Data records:
>>

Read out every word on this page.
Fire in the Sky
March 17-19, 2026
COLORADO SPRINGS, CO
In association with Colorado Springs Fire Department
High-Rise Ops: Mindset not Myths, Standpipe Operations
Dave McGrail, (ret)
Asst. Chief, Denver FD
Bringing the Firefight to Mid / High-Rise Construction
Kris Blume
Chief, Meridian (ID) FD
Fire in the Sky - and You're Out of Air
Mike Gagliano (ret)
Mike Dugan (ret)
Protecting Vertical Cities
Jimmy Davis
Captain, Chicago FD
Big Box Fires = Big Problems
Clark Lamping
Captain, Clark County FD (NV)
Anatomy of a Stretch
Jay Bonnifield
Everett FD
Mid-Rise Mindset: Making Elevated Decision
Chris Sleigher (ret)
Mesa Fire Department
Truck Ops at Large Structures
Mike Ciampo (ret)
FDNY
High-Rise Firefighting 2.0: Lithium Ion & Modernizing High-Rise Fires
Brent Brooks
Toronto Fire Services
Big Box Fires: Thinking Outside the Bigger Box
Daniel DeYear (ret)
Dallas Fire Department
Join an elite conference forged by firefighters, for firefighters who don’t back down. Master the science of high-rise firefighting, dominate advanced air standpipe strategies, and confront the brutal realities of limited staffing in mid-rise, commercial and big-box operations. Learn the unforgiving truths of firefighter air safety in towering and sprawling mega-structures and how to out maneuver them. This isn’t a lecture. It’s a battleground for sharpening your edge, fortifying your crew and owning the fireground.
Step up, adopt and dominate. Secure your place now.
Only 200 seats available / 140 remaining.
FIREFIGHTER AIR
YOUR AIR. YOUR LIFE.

<<

Goal:
Output all of the data again, exactly.

Result below:
Read out every word on this page.
Fire in the Sky
March 17-19, 2026
COLORADO SPRINGS, CO
In association with Colorado Springs Fire Department
High-Rise Ops: Mindset not Myths, Standpipe Operations
Dave McGrail, (ret)
Asst. Chief, Denver FD
Bringing the Firefight to Mid / High-Rise Construction
Kris Blume
Chief, Meridian (ID) FD
Fire in the Sky - and You're Out of Air
Mike Gagliano (ret)
Mike Dugan (ret)
Protecting Vertical Cities
Jimmy Davis
Captain, Chicago FD
Big Box Fires = Big Problems
Clark Lamping
Captain, Clark County FD (NV)
Anatomy of a Stretch
Jay Bonnifield
Everett FD
Mid-Rise Mindset: Making Elevated Decision
Chris Sleigher (ret)
Mesa Fire Department
Truck Ops at Large Structures
Mike Ciampo (ret)
FDNY
High-Rise Firefighting 2.0: Lithium Ion & Modernizing High-Rise Fires
Brent Brooks
Toronto Fire Services
Big Box Fires: Thinking Outside the Bigger Box
Daniel DeYear (ret)
Dallas Fire Department
Join an elite conference forged by firefighters, for firefighters who don’t back down. Master the science of high-rise firefighting, dominate advanced air standpipe strategies, and confront the brutal realities of limited staffing in mid-rise, commercial and big-box operations. Learn the unforgiving truths of firefighter air safety in towering and sprawling mega-structures and how to out maneuver them. This isn’t a lecture. It’s a battleground for sharpening your edge, fortifying your crew and owning the fireground.
Step up, adopt and dominate. Secure your place now.
Only 200 seats available / 140 remaining.
FIREFIGHTER AIR
YOUR AIR. YOUR LIFE.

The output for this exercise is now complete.